**OBJECTIVE**
Copy all of the items below word for word, leaving out the pictures.

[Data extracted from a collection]
● ● ● ● ● ● ●
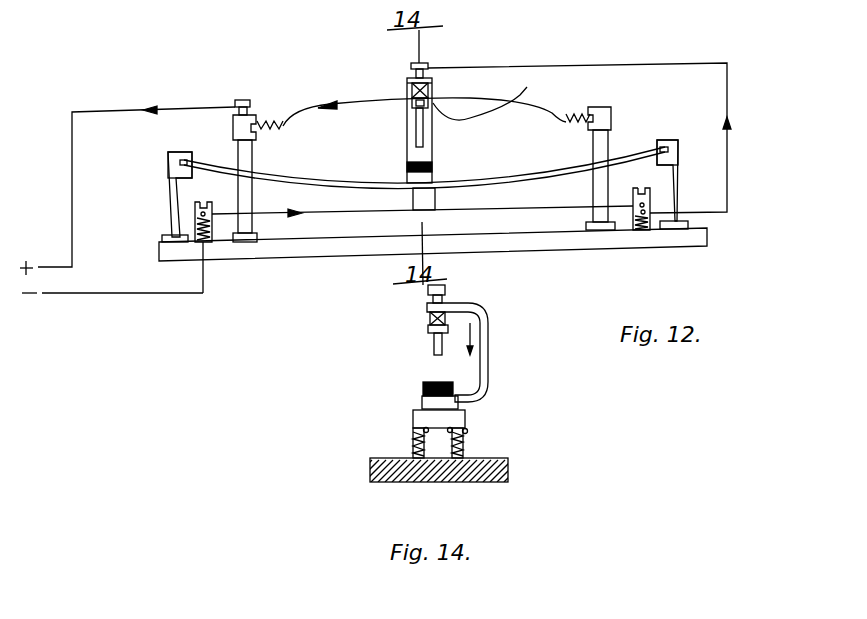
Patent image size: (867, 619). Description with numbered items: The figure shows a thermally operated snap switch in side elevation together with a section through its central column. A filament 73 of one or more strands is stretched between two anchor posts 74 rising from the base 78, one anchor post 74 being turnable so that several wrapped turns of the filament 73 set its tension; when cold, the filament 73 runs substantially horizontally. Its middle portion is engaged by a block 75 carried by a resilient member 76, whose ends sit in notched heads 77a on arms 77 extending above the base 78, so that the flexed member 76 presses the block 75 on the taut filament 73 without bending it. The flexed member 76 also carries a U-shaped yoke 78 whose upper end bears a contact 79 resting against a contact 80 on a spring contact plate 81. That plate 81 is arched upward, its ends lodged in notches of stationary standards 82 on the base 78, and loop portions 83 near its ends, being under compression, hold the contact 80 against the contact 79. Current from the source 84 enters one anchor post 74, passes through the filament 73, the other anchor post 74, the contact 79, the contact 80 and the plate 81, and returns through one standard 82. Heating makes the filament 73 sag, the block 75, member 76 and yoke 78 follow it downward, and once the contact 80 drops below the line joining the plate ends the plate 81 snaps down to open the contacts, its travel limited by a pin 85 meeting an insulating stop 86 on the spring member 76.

In FIG. 12, the filament 73 is at (567, 208).
In FIG. 14, the filament 73 is at (467, 432).
In FIG. 12, the anchor post 74 is at (208, 243).
In FIG. 14, the anchor post 74 is at (413, 443).
In FIG. 12, the block 75 is at (413, 200).
In FIG. 14, the block 75 is at (465, 422).
In FIG. 12, the resilient member 76 is at (338, 182).
In FIG. 14, the resilient member 76 is at (422, 405).
In FIG. 12, the arm 77 is at (173, 207).
In FIG. 12, the notched head 77a is at (177, 163).
In FIG. 12, the base 78 is at (322, 247).
In FIG. 14, the base 78 is at (488, 360).
In FIG. 12, the contact 79 is at (432, 86).
In FIG. 14, the contact 79 is at (430, 316).
In FIG. 12, the contact 80 is at (484, 98).
In FIG. 14, the contact 80 is at (428, 327).
In FIG. 12, the spring contact plate 81 is at (345, 100).
In FIG. 12, the standard 82 is at (233, 122).
In FIG. 12, the loop portion 83 is at (270, 118).
In FIG. 12, the source 84 is at (33, 278).
In FIG. 12, the pin 85 is at (427, 133).
In FIG. 12, the stop 86 is at (433, 165).
In FIG. 14, the stop 86 is at (423, 388).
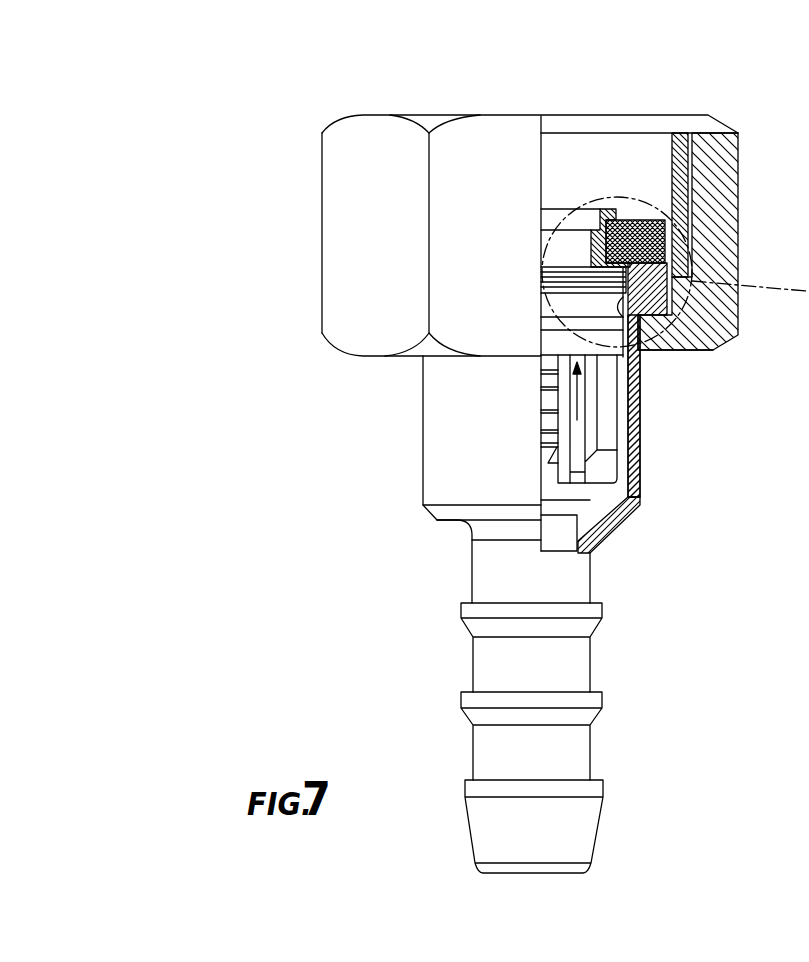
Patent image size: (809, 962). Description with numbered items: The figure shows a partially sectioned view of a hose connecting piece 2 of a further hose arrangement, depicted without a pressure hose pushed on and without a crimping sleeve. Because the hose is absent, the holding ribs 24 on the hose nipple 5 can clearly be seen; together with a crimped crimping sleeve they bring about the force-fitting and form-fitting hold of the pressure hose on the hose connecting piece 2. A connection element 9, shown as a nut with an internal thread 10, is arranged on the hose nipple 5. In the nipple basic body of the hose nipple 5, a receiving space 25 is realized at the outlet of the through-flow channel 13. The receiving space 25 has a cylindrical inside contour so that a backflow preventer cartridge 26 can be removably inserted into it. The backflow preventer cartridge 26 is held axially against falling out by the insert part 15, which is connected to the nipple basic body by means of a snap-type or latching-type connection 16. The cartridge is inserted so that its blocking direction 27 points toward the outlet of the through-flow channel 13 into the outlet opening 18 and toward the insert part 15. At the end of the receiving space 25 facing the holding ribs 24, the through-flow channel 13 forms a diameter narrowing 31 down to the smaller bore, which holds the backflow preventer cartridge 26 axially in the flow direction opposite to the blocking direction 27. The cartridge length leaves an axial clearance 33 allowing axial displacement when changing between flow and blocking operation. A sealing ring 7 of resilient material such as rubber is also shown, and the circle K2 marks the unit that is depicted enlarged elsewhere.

The hose connecting piece 2 is at (245, 487).
The hose nipple 5 is at (432, 495).
The sealing ring 7 is at (638, 219).
The connection element 9 is at (723, 170).
The internal thread 10 is at (682, 160).
The through-flow channel 13 is at (562, 529).
The insert part 15 is at (593, 250).
The snap-type or latching-type connection 16 is at (665, 302).
The outlet opening 18 is at (548, 205).
The holding ribs 24 is at (568, 612).
The receiving space 25 is at (617, 490).
The backflow preventer cartridge 26 is at (562, 465).
The blocking direction 27 is at (570, 402).
The diameter narrowing 31 is at (598, 496).
The axial clearance 33 is at (562, 493).
The circle K2 is at (645, 281).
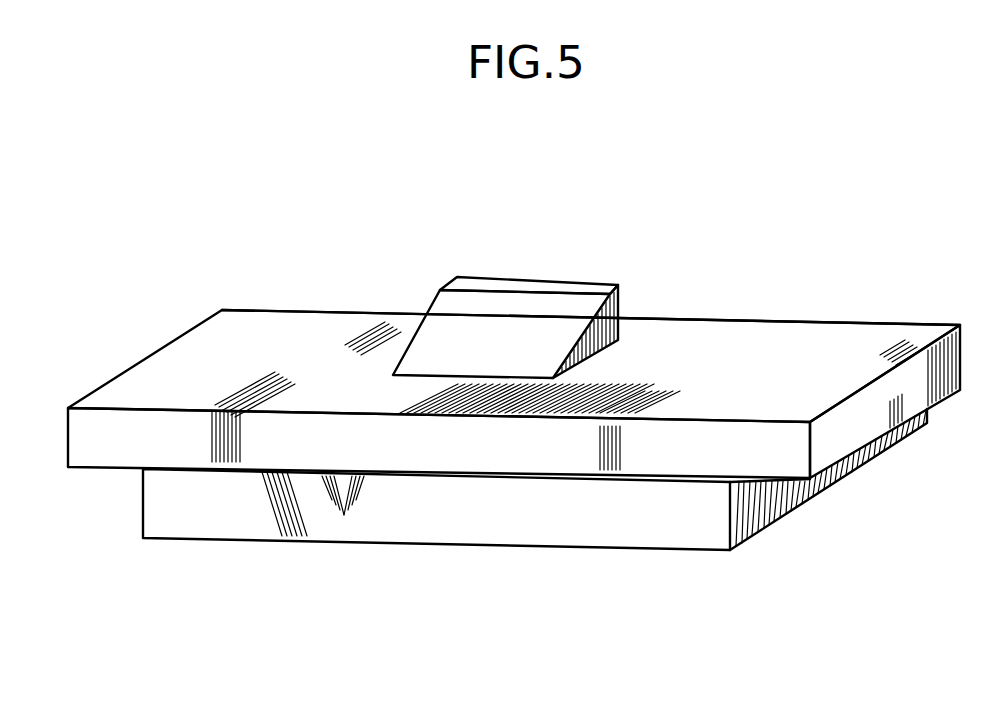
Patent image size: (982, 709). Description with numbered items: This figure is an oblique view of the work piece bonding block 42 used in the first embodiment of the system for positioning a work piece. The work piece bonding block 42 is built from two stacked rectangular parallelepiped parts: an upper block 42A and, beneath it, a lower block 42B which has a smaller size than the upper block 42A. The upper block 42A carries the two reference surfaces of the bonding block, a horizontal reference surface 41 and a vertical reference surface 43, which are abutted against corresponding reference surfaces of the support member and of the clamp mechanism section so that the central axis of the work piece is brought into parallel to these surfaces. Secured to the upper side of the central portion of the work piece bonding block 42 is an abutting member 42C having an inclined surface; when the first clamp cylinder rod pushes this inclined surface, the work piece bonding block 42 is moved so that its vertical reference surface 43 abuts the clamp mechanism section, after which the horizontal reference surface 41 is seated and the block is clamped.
● ● ● ● ● ● ●
**RESPONSE TO THIS TASK**
Patent image size: (867, 619). Description with numbered items: The figure shows a thermally operated snap switch in side elevation together with a section through its central column. A filament 73 of one or more strands is stretched between two anchor posts 74 rising from the base 78, one anchor post 74 being turnable so that several wrapped turns of the filament 73 set its tension; when cold, the filament 73 runs substantially horizontally. Its middle portion is engaged by a block 75 carried by a resilient member 76, whose ends sit in notched heads 77a on arms 77 extending above the base 78, so that the flexed member 76 presses the block 75 on the taut filament 73 without bending it. The flexed member 76 also carries a U-shaped yoke 78 whose upper end bears a contact 79 resting against a contact 80 on a spring contact plate 81. That plate 81 is arched upward, its ends lodged in notches of stationary standards 82 on the base 78, and loop portions 83 near its ends, being under compression, hold the contact 80 against the contact 79. Current from the source 84 enters one anchor post 74, passes through the filament 73, the other anchor post 74, the contact 79, the contact 80 and the plate 81, and returns through one standard 82. Heating makes the filament 73 sag, the block 75, member 76 and yoke 78 follow it downward, and once the contact 80 drops below the line joining the plate ends the plate 81 snaps down to open the contacts, its travel limited by a pin 85 meeting an insulating stop 86 on the spring member 76.

In FIG. 12, the filament 73 is at (567, 208).
In FIG. 14, the filament 73 is at (467, 432).
In FIG. 12, the anchor post 74 is at (208, 243).
In FIG. 14, the anchor post 74 is at (413, 443).
In FIG. 12, the block 75 is at (413, 200).
In FIG. 14, the block 75 is at (465, 422).
In FIG. 12, the resilient member 76 is at (338, 182).
In FIG. 14, the resilient member 76 is at (422, 405).
In FIG. 12, the arm 77 is at (173, 207).
In FIG. 12, the notched head 77a is at (177, 163).
In FIG. 12, the base 78 is at (322, 247).
In FIG. 14, the base 78 is at (488, 360).
In FIG. 12, the contact 79 is at (432, 86).
In FIG. 14, the contact 79 is at (430, 316).
In FIG. 12, the contact 80 is at (484, 98).
In FIG. 14, the contact 80 is at (428, 327).
In FIG. 12, the spring contact plate 81 is at (345, 100).
In FIG. 12, the standard 82 is at (233, 122).
In FIG. 12, the loop portion 83 is at (270, 118).
In FIG. 12, the source 84 is at (33, 278).
In FIG. 12, the pin 85 is at (427, 133).
In FIG. 12, the stop 86 is at (433, 165).
In FIG. 14, the stop 86 is at (423, 388).
Patent image size: (809, 962). Description with numbered items: The figure shows a partially sectioned view of a hose connecting piece 2 of a further hose arrangement, depicted without a pressure hose pushed on and without a crimping sleeve. Because the hose is absent, the holding ribs 24 on the hose nipple 5 can clearly be seen; together with a crimped crimping sleeve they bring about the force-fitting and form-fitting hold of the pressure hose on the hose connecting piece 2. A connection element 9, shown as a nut with an internal thread 10, is arranged on the hose nipple 5. In the nipple basic body of the hose nipple 5, a receiving space 25 is realized at the outlet of the through-flow channel 13. The receiving space 25 has a cylindrical inside contour so that a backflow preventer cartridge 26 can be removably inserted into it. The backflow preventer cartridge 26 is held axially against falling out by the insert part 15, which is connected to the nipple basic body by means of a snap-type or latching-type connection 16. The cartridge is inserted so that its blocking direction 27 points toward the outlet of the through-flow channel 13 into the outlet opening 18 and toward the insert part 15. At the end of the receiving space 25 facing the holding ribs 24, the through-flow channel 13 forms a diameter narrowing 31 down to the smaller bore, which holds the backflow preventer cartridge 26 axially in the flow direction opposite to the blocking direction 27. The cartridge length leaves an axial clearance 33 allowing axial displacement when changing between flow and blocking operation. A sealing ring 7 of resilient material such as rubber is also shown, and the circle K2 marks the unit that is depicted enlarged elsewhere.

The hose connecting piece 2 is at (245, 487).
The hose nipple 5 is at (432, 495).
The sealing ring 7 is at (638, 219).
The connection element 9 is at (723, 170).
The internal thread 10 is at (682, 160).
The through-flow channel 13 is at (562, 529).
The insert part 15 is at (593, 250).
The snap-type or latching-type connection 16 is at (665, 302).
The outlet opening 18 is at (548, 205).
The holding ribs 24 is at (568, 612).
The receiving space 25 is at (617, 490).
The backflow preventer cartridge 26 is at (562, 465).
The blocking direction 27 is at (570, 402).
The diameter narrowing 31 is at (598, 496).
The axial clearance 33 is at (562, 493).
The circle K2 is at (645, 281).
Patent image size: (982, 709). Description with numbered items: This figure is an oblique view of the work piece bonding block 42 used in the first embodiment of the system for positioning a work piece. The work piece bonding block 42 is built from two stacked rectangular parallelepiped parts: an upper block 42A and, beneath it, a lower block 42B which has a smaller size than the upper block 42A. The upper block 42A carries the two reference surfaces of the bonding block, a horizontal reference surface 41 and a vertical reference surface 43, which are abutted against corresponding reference surfaces of the support member and of the clamp mechanism section so that the central axis of the work piece is brought into parallel to these surfaces. Secured to the upper side of the central portion of the work piece bonding block 42 is an abutting member 42C having an inclined surface; when the first clamp cylinder rod pushes this inclined surface, the work piece bonding block 42 is moved so that its vertical reference surface 43 abuts the clamp mechanism section, after which the horizontal reference surface 41 is seated and the block is clamped.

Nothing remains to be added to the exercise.